> TASK OBJECTIVE
Write out the listing in full, matching it word for word.

> DATA TO USE
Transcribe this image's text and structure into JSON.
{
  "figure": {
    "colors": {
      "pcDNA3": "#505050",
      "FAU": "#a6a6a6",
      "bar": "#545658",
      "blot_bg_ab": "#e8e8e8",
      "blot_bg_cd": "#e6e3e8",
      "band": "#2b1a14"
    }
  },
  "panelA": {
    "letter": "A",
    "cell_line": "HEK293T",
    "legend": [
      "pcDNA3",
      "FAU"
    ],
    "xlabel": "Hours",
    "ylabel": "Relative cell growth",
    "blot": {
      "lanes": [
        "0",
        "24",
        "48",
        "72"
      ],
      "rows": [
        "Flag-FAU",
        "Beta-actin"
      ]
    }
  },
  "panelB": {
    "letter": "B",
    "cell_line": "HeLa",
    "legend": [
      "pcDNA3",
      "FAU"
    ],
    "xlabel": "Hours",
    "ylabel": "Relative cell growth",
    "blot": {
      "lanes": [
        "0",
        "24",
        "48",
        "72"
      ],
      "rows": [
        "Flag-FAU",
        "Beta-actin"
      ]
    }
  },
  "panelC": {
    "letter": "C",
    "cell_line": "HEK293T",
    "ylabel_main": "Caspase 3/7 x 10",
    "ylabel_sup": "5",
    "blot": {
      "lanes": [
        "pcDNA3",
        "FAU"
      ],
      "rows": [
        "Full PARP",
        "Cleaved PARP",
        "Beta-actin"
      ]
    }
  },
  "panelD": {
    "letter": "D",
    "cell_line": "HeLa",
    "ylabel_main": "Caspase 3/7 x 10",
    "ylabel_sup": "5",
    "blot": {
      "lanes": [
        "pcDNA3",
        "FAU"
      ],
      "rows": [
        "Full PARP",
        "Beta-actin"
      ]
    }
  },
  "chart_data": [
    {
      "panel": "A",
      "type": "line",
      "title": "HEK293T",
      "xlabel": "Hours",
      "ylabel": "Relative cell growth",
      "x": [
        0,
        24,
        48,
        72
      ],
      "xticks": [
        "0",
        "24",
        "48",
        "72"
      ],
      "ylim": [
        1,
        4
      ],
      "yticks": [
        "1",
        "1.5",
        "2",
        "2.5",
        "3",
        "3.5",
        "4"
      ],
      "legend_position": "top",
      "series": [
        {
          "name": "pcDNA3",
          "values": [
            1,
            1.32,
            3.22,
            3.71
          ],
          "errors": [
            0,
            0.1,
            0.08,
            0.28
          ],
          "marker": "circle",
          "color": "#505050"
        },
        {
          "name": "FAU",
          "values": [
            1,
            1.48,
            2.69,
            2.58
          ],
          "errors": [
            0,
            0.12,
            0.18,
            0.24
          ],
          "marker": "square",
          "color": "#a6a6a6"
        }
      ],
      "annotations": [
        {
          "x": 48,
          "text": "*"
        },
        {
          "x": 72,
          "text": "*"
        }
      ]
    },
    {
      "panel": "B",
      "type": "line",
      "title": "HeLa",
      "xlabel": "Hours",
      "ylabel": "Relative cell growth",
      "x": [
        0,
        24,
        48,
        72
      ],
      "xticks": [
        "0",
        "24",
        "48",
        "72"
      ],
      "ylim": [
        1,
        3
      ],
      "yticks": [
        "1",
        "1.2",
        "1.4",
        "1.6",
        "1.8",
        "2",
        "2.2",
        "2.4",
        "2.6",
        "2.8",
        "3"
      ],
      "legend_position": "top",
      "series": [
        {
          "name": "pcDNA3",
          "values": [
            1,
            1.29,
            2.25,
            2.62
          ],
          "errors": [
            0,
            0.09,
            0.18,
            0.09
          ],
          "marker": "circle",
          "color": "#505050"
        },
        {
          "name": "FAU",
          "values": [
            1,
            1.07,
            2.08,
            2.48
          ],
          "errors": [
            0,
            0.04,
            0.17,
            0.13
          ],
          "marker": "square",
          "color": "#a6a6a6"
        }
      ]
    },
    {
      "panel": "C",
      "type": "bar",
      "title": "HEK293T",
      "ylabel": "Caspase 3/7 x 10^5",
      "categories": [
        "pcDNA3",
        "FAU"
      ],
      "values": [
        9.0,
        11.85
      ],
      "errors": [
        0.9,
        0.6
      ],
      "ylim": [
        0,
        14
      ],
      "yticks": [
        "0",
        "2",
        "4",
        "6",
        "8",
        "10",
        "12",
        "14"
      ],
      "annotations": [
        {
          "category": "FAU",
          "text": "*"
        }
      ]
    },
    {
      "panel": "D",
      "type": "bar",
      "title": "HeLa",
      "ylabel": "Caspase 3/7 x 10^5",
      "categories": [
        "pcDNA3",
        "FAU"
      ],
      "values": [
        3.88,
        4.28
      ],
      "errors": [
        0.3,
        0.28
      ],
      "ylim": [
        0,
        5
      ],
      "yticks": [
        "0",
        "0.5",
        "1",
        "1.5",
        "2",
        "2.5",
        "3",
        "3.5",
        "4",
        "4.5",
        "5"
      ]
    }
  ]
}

> OUTPUT
Transcribe this image's text and structure into JSON.
{
  "figure": {
    "colors": {
      "pcDNA3": "#505050",
      "FAU": "#a6a6a6",
      "bar": "#545658",
      "blot_bg_ab": "#e8e8e8",
      "blot_bg_cd": "#e6e3e8",
      "band": "#2b1a14"
    }
  },
  "panelA": {
    "letter": "A",
    "cell_line": "HEK293T",
    "legend": [
      "pcDNA3",
      "FAU"
    ],
    "xlabel": "Hours",
    "ylabel": "Relative cell growth",
    "blot": {
      "lanes": [
        "0",
        "24",
        "48",
        "72"
      ],
      "rows": [
        "Flag-FAU",
        "Beta-actin"
      ]
    }
  },
  "panelB": {
    "letter": "B",
    "cell_line": "HeLa",
    "legend": [
      "pcDNA3",
      "FAU"
    ],
    "xlabel": "Hours",
    "ylabel": "Relative cell growth",
    "blot": {
      "lanes": [
        "0",
        "24",
        "48",
        "72"
      ],
      "rows": [
        "Flag-FAU",
        "Beta-actin"
      ]
    }
  },
  "panelC": {
    "letter": "C",
    "cell_line": "HEK293T",
    "ylabel_main": "Caspase 3/7 x 10",
    "ylabel_sup": "5",
    "blot": {
      "lanes": [
        "pcDNA3",
        "FAU"
      ],
      "rows": [
        "Full PARP",
        "Cleaved PARP",
        "Beta-actin"
      ]
    }
  },
  "panelD": {
    "letter": "D",
    "cell_line": "HeLa",
    "ylabel_main": "Caspase 3/7 x 10",
    "ylabel_sup": "5",
    "blot": {
      "lanes": [
        "pcDNA3",
        "FAU"
      ],
      "rows": [
        "Full PARP",
        "Beta-actin"
      ]
    }
  },
  "chart_data": [
    {
      "panel": "A",
      "type": "line",
      "title": "HEK293T",
      "xlabel": "Hours",
      "ylabel": "Relative cell growth",
      "x": [
        0,
        24,
        48,
        72
      ],
      "xticks": [
        "0",
        "24",
        "48",
        "72"
      ],
      "ylim": [
        1,
        4
      ],
      "yticks": [
        "1",
        "1.5",
        "2",
        "2.5",
        "3",
        "3.5",
        "4"
      ],
      "legend_position": "top",
      "series": [
        {
          "name": "pcDNA3",
          "values": [
            1,
            1.32,
            3.22,
            3.71
          ],
          "errors": [
            0,
            0.1,
            0.08,
            0.28
          ],
          "marker": "circle",
          "color": "#505050"
        },
        {
          "name": "FAU",
          "values": [
            1,
            1.48,
            2.69,
            2.58
          ],
          "errors": [
            0,
            0.12,
            0.18,
            0.24
          ],
          "marker": "square",
          "color": "#a6a6a6"
        }
      ],
      "annotations": [
        {
          "x": 48,
          "text": "*"
        },
        {
          "x": 72,
          "text": "*"
        }
      ]
    },
    {
      "panel": "B",
      "type": "line",
      "title": "HeLa",
      "xlabel": "Hours",
      "ylabel": "Relative cell growth",
      "x": [
        0,
        24,
        48,
        72
      ],
      "xticks": [
        "0",
        "24",
        "48",
        "72"
      ],
      "ylim": [
        1,
        3
      ],
      "yticks": [
        "1",
        "1.2",
        "1.4",
        "1.6",
        "1.8",
        "2",
        "2.2",
        "2.4",
        "2.6",
        "2.8",
        "3"
      ],
      "legend_position": "top",
      "series": [
        {
          "name": "pcDNA3",
          "values": [
            1,
            1.29,
            2.25,
            2.62
          ],
          "errors": [
            0,
            0.09,
            0.18,
            0.09
          ],
          "marker": "circle",
          "color": "#505050"
        },
        {
          "name": "FAU",
          "values": [
            1,
            1.07,
            2.08,
            2.48
          ],
          "errors": [
            0,
            0.04,
            0.17,
            0.13
          ],
          "marker": "square",
          "color": "#a6a6a6"
        }
      ]
    },
    {
      "panel": "C",
      "type": "bar",
      "title": "HEK293T",
      "ylabel": "Caspase 3/7 x 10^5",
      "categories": [
        "pcDNA3",
        "FAU"
      ],
      "values": [
        9.0,
        11.85
      ],
      "errors": [
        0.9,
        0.6
      ],
      "ylim": [
        0,
        14
      ],
      "yticks": [
        "0",
        "2",
        "4",
        "6",
        "8",
        "10",
        "12",
        "14"
      ],
      "annotations": [
        {
          "category": "FAU",
          "text": "*"
        }
      ]
    },
    {
      "panel": "D",
      "type": "bar",
      "title": "HeLa",
      "ylabel": "Caspase 3/7 x 10^5",
      "categories": [
        "pcDNA3",
        "FAU"
      ],
      "values": [
        3.88,
        4.28
      ],
      "errors": [
        0.3,
        0.28
      ],
      "ylim": [
        0,
        5
      ],
      "yticks": [
        "0",
        "0.5",
        "1",
        "1.5",
        "2",
        "2.5",
        "3",
        "3.5",
        "4",
        "4.5",
        "5"
      ]
    }
  ]
}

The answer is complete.